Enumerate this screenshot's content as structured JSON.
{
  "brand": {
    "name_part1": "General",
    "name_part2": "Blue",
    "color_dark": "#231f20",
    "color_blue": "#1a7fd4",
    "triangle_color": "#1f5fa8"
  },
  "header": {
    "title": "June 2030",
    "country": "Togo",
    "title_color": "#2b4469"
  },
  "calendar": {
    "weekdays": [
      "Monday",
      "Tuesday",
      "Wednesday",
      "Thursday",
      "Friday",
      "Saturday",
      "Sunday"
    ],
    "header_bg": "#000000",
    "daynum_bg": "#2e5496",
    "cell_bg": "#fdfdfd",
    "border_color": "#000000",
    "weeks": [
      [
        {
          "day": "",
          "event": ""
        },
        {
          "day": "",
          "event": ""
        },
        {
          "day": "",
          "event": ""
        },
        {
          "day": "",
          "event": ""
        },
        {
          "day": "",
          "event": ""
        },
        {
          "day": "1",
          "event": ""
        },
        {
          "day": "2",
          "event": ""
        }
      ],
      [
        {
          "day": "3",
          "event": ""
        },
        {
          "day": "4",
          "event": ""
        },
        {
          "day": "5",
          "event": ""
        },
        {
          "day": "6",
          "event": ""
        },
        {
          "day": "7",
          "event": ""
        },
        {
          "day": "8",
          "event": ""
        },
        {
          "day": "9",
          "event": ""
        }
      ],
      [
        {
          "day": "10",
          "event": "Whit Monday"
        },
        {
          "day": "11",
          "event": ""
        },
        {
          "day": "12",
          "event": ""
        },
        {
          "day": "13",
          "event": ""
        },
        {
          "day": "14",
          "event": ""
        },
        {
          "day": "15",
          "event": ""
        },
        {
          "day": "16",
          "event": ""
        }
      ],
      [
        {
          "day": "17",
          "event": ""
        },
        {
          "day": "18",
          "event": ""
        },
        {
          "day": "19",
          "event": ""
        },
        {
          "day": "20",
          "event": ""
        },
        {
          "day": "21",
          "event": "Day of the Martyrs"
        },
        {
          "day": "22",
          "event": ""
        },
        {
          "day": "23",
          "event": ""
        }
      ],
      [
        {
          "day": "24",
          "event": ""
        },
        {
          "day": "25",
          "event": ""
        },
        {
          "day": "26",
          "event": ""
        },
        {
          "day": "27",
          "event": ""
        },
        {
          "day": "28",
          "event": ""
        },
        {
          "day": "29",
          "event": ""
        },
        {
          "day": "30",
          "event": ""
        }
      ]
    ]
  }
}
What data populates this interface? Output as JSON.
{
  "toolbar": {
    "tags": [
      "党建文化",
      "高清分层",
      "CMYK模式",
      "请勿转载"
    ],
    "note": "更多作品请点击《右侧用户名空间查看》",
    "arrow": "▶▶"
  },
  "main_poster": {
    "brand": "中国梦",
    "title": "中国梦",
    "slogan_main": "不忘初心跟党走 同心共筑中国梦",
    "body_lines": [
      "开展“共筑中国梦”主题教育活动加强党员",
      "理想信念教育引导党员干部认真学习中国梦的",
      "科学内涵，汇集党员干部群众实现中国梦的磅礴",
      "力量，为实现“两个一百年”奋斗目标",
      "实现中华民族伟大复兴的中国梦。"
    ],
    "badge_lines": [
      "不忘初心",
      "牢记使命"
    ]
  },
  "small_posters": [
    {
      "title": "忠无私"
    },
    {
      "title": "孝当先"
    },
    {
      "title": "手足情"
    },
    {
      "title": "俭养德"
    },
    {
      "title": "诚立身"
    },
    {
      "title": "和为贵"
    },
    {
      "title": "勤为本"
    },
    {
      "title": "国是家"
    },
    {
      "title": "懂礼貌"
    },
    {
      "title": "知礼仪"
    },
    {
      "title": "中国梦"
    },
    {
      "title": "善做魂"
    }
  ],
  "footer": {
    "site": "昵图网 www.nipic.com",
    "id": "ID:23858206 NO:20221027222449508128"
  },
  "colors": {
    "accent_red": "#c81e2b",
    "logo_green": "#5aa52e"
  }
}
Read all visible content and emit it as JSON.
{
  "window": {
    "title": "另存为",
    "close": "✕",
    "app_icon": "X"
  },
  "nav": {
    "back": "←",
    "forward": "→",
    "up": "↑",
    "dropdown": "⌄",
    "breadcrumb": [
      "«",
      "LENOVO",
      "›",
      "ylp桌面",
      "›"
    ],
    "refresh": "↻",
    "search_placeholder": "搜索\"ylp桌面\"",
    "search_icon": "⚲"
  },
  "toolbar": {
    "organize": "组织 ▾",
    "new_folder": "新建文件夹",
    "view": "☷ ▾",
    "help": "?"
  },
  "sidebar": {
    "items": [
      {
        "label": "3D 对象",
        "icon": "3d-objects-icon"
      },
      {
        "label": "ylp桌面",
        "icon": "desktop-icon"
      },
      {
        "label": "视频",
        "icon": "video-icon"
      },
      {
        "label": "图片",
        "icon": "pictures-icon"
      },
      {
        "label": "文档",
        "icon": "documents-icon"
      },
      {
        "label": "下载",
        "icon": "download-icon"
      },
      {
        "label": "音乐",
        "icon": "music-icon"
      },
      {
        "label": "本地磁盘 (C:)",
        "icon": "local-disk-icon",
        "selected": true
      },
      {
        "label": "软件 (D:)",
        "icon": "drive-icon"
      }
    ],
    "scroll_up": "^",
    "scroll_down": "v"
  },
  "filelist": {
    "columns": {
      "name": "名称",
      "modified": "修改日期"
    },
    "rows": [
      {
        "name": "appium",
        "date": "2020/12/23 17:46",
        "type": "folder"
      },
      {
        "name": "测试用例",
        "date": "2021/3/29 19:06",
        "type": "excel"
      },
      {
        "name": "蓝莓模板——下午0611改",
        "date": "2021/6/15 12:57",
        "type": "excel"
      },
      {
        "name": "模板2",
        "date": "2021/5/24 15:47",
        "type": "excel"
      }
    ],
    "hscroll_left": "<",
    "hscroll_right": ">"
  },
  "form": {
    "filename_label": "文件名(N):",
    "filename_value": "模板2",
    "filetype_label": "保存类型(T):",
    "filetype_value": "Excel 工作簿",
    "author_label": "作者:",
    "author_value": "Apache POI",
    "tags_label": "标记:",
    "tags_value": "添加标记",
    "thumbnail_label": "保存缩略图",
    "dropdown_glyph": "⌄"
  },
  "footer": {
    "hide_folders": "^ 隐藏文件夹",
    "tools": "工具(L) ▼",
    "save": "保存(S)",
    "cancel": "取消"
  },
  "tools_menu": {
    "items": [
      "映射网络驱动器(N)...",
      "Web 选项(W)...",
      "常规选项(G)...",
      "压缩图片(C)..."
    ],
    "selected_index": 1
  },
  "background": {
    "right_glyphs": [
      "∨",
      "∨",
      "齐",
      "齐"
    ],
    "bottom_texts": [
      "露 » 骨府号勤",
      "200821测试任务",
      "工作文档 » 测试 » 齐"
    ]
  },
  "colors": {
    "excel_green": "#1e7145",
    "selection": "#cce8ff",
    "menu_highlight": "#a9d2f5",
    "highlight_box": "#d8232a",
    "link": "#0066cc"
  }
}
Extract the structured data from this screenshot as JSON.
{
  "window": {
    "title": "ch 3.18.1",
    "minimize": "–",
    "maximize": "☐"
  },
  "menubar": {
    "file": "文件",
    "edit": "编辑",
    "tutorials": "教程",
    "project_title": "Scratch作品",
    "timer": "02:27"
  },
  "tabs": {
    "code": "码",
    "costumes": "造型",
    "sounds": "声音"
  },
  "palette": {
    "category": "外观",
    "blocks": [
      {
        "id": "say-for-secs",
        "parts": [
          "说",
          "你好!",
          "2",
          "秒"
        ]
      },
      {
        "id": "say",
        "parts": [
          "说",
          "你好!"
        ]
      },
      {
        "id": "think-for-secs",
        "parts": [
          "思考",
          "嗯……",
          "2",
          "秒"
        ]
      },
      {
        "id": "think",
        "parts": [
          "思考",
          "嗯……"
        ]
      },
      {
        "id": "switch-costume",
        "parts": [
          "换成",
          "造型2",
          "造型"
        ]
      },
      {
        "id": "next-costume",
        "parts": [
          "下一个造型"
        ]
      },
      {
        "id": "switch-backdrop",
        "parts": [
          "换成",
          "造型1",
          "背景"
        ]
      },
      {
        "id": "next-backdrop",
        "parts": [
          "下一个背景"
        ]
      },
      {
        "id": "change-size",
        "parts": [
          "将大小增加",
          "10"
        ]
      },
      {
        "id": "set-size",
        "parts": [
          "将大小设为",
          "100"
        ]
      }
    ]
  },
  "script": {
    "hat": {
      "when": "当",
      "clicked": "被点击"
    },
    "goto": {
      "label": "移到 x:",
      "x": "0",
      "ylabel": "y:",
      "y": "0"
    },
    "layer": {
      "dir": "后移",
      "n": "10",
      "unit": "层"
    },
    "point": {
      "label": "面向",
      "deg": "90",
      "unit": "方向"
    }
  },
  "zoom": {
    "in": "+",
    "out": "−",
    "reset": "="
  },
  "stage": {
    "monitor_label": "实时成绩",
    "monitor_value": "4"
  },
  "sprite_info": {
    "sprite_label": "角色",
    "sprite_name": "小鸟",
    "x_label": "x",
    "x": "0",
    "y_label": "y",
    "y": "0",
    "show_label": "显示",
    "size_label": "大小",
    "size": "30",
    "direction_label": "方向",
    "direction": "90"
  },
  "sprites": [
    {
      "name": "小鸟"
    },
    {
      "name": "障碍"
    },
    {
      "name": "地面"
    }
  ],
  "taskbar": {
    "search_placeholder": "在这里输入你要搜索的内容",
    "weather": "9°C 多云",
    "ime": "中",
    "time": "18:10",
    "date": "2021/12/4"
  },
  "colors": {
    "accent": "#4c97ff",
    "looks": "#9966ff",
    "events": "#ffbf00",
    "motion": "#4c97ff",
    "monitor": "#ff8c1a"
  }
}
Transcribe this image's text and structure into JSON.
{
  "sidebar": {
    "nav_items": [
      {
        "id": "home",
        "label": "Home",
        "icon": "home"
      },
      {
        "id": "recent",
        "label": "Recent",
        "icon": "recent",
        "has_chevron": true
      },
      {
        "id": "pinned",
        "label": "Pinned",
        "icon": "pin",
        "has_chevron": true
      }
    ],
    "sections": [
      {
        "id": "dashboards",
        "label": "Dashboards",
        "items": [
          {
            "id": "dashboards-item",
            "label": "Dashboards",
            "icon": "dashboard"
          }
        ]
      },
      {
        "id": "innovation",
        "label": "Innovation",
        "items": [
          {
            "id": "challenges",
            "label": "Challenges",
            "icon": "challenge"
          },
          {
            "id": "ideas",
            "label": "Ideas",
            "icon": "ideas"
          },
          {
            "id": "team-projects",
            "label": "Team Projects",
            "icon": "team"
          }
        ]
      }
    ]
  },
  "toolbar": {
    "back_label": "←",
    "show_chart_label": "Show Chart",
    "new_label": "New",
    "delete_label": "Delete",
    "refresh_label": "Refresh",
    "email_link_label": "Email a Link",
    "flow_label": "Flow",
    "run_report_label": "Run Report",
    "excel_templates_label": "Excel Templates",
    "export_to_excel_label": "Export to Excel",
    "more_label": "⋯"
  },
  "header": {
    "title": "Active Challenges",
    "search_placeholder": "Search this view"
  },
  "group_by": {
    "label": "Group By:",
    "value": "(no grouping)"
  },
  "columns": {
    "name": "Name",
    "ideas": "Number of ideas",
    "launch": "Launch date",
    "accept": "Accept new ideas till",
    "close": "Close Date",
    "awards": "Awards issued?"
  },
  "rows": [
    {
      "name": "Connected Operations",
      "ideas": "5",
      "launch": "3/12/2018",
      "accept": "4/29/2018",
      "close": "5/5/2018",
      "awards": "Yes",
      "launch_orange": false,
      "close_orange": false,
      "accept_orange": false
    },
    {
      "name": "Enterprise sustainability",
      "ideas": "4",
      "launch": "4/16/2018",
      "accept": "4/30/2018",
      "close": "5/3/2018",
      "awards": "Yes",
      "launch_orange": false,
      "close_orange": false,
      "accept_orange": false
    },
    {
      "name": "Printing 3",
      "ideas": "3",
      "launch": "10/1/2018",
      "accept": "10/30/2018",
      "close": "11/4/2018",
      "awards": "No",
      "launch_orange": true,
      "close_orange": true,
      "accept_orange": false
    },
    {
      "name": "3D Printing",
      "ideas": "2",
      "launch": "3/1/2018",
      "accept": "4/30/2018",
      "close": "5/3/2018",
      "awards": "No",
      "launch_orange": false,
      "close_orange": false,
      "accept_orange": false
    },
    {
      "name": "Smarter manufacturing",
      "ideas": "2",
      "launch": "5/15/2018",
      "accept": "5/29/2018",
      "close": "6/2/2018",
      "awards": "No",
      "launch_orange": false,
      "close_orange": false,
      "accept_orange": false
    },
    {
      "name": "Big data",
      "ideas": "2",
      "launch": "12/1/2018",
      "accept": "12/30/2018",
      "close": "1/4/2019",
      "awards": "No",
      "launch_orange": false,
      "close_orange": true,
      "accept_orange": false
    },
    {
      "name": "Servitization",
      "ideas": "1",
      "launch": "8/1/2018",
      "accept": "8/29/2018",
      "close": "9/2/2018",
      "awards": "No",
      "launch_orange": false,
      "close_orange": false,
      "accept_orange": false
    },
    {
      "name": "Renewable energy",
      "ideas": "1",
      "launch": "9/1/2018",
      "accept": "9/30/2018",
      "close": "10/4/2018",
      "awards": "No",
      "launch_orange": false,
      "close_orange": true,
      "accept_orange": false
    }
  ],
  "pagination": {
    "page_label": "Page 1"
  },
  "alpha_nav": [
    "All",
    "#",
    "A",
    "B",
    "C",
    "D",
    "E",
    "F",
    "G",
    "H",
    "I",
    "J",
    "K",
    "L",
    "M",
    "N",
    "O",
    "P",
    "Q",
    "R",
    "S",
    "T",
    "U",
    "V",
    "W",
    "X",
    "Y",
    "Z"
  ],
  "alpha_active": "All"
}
******
#### AIM:
Give the number of lines in the records above that contain the word "backdrop". Reply with that number alone.

#### THE OUTPUT:
2